Material for the task:
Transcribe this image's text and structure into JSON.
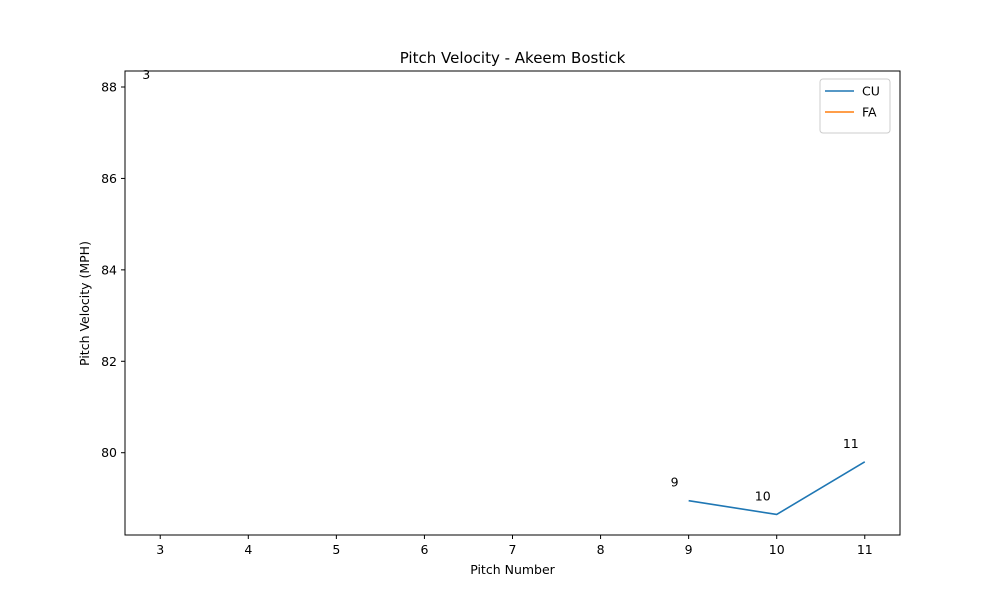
{
  "chart_data": {
    "type": "line",
    "title": "Pitch Velocity - Akeem Bostick",
    "xlabel": "Pitch Number",
    "ylabel": "Pitch Velocity (MPH)",
    "xlim": [
      2.6,
      11.4
    ],
    "ylim": [
      78.2,
      88.35
    ],
    "xticks": [
      3,
      4,
      5,
      6,
      7,
      8,
      9,
      10,
      11
    ],
    "yticks": [
      80,
      82,
      84,
      86,
      88
    ],
    "grid": false,
    "legend_position": "top-right",
    "series": [
      {
        "name": "CU",
        "color": "#1f77b4",
        "x": [
          9,
          10,
          11
        ],
        "y": [
          78.95,
          78.65,
          79.8
        ],
        "labels": [
          "9",
          "10",
          "11"
        ]
      },
      {
        "name": "FA",
        "color": "#ff7f0e",
        "x": [
          3
        ],
        "y": [
          88.5
        ],
        "labels": [
          "3"
        ]
      }
    ]
  }
}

Direction: Go through the material and select each line with the string "Pitch" in it.

Response:
    "title": "Pitch Velocity - Akeem Bostick",
    "xlabel": "Pitch Number",
    "ylabel": "Pitch Velocity (MPH)",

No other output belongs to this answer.